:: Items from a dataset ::
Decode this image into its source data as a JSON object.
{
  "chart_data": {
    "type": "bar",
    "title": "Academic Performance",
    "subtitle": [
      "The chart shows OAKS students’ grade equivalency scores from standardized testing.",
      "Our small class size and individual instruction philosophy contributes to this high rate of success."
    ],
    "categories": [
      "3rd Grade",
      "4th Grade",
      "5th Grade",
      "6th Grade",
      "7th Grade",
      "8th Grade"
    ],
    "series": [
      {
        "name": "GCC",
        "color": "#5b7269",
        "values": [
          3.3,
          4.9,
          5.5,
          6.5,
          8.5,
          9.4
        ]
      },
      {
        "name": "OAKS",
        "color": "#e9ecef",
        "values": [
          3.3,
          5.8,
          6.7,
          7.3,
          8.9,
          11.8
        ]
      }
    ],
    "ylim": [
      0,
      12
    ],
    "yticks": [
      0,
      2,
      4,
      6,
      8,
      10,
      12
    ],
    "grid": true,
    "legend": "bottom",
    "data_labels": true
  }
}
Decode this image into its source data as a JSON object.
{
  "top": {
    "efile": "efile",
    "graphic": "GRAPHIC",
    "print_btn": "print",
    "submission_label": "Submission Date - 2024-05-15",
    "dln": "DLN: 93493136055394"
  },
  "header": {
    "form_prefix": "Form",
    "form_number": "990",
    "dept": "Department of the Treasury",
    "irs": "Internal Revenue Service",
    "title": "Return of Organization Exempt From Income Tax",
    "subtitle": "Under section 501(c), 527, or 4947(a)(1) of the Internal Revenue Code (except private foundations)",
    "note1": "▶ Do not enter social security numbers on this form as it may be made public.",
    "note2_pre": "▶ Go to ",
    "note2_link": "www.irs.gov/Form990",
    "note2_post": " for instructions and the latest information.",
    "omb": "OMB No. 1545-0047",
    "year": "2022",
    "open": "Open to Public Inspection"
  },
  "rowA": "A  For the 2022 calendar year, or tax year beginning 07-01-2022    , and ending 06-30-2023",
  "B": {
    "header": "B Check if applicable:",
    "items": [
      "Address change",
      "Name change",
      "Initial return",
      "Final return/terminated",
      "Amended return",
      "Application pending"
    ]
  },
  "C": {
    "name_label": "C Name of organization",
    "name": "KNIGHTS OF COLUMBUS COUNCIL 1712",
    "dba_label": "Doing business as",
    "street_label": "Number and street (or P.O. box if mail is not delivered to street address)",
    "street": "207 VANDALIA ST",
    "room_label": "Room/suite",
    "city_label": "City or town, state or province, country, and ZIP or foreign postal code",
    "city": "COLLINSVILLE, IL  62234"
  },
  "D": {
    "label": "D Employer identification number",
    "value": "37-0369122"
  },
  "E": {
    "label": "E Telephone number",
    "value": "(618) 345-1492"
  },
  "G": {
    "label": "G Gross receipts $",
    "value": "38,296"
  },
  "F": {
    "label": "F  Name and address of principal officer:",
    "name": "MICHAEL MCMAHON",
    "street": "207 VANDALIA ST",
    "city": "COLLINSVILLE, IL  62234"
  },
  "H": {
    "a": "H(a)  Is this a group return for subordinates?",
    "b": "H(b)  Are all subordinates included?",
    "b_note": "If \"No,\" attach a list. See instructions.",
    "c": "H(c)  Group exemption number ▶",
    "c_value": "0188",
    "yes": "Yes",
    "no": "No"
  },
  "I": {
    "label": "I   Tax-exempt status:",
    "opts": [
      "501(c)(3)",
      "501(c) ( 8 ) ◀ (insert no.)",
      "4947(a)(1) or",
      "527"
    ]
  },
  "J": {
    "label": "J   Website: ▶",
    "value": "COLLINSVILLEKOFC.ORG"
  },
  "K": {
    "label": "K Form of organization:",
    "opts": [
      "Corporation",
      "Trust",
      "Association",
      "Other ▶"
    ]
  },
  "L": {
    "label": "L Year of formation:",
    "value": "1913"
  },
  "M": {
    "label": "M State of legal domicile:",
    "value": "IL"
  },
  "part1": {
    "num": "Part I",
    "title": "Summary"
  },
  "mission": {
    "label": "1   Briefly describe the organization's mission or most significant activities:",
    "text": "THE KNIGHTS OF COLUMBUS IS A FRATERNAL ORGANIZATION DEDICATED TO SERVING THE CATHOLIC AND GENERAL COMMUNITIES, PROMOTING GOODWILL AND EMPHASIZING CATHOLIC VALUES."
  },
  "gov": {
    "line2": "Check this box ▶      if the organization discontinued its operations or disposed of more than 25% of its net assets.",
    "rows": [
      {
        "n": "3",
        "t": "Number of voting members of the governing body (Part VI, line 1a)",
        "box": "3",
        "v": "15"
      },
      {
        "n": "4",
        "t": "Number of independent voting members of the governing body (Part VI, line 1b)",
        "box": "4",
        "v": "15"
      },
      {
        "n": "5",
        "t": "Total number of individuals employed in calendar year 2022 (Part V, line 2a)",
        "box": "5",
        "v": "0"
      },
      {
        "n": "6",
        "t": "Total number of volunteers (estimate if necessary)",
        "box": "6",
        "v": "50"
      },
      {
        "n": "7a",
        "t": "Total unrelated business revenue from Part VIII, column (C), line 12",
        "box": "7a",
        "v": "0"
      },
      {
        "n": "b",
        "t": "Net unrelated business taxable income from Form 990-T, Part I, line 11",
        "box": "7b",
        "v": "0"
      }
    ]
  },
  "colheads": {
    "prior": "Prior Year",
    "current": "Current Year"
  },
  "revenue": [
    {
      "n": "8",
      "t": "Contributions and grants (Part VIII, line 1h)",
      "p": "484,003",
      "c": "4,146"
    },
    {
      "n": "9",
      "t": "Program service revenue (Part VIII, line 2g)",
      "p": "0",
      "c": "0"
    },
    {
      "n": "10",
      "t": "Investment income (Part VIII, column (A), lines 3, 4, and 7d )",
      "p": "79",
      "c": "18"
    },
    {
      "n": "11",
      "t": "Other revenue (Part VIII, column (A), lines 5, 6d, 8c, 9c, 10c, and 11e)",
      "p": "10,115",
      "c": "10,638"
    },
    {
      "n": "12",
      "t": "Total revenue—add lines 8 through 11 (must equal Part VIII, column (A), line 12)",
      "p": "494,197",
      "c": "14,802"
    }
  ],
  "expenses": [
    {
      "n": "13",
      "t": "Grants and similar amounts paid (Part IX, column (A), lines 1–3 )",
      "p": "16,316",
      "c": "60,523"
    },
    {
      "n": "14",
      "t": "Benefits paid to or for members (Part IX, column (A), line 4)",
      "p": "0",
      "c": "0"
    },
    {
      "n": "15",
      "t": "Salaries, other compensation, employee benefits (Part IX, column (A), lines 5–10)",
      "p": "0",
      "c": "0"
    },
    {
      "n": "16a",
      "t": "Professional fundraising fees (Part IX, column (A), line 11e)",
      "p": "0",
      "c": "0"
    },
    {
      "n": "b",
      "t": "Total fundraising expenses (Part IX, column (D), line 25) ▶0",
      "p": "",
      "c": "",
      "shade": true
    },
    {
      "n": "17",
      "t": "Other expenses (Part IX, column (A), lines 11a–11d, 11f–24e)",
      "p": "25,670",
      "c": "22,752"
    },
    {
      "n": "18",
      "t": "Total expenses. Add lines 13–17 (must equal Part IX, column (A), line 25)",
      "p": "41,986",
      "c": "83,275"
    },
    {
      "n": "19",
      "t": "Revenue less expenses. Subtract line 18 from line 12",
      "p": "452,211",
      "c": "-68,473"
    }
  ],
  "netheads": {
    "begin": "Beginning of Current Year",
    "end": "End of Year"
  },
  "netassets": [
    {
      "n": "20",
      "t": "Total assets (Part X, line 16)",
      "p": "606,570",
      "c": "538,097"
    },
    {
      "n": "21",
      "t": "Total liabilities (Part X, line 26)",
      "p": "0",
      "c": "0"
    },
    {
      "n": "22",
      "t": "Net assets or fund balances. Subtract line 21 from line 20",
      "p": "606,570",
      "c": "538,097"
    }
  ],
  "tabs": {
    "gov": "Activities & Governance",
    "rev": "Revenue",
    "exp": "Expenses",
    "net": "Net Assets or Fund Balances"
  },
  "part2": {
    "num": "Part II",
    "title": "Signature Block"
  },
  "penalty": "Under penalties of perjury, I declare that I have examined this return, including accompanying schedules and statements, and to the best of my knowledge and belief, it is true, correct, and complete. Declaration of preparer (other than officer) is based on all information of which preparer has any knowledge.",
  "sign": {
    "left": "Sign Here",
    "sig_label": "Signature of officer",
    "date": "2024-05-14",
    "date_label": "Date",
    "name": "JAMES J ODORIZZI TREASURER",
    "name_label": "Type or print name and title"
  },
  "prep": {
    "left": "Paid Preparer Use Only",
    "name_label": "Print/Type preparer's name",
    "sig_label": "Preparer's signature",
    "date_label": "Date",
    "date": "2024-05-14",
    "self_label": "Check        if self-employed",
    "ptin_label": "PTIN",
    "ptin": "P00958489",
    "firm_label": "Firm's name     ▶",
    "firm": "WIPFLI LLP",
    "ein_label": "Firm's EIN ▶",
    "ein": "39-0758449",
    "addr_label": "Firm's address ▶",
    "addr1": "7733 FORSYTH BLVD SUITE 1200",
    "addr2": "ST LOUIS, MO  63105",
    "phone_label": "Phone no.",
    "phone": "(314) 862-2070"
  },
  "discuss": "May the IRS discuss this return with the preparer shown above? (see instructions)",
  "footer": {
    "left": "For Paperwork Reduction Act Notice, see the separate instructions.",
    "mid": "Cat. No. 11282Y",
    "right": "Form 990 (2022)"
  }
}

:: AIM OF THE EXERCISE ::
List all lines in the material containing the string "Current".

:: TASK RESULT ::
    "current": "Current Year"
    "begin": "Beginning of Current Year",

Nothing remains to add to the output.